• [Your goal] From the entries below, please gather each line containing the string "Category".

┄┄┄┄┄┄┄┄┄┄

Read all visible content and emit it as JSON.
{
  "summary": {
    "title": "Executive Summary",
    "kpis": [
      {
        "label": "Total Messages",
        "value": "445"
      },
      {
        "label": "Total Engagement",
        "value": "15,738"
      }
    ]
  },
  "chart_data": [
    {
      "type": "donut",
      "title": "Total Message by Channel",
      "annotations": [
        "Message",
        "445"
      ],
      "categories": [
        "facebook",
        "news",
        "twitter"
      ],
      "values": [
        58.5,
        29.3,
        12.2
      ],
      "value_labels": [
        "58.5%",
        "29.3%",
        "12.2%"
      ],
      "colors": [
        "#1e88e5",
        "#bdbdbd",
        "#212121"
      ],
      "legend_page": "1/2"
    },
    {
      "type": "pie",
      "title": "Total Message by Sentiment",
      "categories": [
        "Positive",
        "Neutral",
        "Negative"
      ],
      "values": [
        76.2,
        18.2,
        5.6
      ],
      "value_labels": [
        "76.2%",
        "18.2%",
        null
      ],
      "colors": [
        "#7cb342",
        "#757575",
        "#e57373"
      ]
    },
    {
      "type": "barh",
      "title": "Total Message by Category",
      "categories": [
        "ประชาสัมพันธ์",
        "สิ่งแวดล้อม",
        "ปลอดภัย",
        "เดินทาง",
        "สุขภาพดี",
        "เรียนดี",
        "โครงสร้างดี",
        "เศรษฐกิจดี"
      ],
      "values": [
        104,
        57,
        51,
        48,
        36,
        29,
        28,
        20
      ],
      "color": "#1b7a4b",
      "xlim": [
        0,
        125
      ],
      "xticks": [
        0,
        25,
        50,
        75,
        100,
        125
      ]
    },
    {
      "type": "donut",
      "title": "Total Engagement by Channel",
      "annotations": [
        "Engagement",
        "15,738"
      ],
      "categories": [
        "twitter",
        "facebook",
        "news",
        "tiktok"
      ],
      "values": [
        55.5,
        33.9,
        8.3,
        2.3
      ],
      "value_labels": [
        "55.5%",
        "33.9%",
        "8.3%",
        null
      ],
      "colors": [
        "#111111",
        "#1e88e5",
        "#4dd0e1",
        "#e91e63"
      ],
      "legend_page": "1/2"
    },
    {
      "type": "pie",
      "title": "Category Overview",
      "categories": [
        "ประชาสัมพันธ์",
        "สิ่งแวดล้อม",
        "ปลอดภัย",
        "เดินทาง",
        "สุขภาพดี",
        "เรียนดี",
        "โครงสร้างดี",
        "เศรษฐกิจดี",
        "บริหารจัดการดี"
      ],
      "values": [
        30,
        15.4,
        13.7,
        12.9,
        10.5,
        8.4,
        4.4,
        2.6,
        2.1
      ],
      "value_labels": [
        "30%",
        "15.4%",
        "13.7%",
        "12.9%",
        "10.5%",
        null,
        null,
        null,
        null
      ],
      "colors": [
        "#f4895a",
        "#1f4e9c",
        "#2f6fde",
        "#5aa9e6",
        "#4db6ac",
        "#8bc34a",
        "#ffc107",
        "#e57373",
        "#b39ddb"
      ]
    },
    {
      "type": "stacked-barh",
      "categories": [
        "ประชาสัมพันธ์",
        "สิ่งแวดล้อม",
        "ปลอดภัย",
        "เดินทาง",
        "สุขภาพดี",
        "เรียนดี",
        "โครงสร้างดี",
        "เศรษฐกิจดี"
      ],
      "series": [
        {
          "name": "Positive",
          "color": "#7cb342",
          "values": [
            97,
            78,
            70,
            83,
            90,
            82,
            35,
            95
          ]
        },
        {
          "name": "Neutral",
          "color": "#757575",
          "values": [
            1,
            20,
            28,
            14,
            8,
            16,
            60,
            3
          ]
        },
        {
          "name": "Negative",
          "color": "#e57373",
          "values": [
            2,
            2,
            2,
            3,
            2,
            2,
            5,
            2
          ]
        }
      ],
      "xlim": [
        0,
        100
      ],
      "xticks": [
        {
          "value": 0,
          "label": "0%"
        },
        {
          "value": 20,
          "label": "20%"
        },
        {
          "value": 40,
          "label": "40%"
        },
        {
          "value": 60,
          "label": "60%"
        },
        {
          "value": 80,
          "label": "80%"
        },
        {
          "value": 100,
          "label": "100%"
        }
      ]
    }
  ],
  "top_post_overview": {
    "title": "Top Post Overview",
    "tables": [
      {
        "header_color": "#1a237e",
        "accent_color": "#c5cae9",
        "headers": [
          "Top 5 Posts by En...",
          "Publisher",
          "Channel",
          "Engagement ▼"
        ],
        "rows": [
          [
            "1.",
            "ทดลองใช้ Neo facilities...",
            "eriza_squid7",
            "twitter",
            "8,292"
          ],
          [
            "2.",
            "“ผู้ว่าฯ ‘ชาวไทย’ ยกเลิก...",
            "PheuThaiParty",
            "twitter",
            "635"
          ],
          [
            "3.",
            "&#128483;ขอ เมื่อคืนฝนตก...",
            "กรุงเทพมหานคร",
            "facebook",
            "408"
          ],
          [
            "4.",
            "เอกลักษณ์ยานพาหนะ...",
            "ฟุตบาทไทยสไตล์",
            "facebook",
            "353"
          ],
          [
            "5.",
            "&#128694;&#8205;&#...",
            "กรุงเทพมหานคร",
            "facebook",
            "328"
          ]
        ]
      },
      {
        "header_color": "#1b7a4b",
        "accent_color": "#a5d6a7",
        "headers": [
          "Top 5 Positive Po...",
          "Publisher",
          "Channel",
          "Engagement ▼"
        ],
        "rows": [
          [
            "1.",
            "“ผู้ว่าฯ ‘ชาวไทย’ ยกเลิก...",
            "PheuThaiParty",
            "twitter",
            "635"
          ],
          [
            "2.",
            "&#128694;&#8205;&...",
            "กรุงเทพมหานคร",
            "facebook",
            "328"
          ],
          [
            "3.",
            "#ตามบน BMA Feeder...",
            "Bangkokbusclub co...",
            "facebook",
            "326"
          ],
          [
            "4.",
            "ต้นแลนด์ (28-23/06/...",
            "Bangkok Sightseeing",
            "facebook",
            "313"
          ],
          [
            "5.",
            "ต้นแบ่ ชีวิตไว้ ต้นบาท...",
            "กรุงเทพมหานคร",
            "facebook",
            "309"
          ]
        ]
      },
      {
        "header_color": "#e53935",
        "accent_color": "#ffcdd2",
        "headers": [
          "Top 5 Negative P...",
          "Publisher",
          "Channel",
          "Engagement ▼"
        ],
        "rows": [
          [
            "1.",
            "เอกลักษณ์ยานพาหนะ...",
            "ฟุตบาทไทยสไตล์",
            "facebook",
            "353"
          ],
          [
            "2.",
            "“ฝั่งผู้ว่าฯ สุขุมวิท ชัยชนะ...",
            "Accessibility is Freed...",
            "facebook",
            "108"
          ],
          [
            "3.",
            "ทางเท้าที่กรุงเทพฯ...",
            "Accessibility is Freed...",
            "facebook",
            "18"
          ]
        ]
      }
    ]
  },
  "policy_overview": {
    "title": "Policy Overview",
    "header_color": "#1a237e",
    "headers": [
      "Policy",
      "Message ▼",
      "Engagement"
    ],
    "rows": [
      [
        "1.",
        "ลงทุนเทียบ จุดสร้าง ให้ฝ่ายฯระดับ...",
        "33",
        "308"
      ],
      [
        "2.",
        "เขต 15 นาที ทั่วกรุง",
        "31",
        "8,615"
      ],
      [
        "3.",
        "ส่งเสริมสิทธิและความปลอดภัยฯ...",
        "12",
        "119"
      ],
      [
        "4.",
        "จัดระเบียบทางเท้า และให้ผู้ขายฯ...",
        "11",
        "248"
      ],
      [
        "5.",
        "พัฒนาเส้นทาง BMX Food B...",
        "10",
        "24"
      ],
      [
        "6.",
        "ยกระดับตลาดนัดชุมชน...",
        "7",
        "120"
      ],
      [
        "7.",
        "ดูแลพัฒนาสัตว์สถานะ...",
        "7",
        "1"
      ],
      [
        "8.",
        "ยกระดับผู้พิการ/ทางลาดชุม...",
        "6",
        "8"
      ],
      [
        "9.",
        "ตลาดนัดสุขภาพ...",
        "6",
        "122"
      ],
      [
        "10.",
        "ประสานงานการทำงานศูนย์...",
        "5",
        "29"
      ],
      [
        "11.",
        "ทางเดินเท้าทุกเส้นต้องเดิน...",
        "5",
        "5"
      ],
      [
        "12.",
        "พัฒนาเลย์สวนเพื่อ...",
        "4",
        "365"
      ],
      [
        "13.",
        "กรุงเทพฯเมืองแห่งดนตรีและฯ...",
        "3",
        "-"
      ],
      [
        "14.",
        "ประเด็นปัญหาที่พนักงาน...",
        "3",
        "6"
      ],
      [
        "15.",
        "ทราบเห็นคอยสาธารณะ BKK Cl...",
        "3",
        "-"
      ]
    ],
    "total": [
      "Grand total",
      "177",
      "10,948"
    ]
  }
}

┄┄┄┄┄┄┄┄┄┄

• [The completed task]
      "title": "Total Message by Category",
      "title": "Category Overview",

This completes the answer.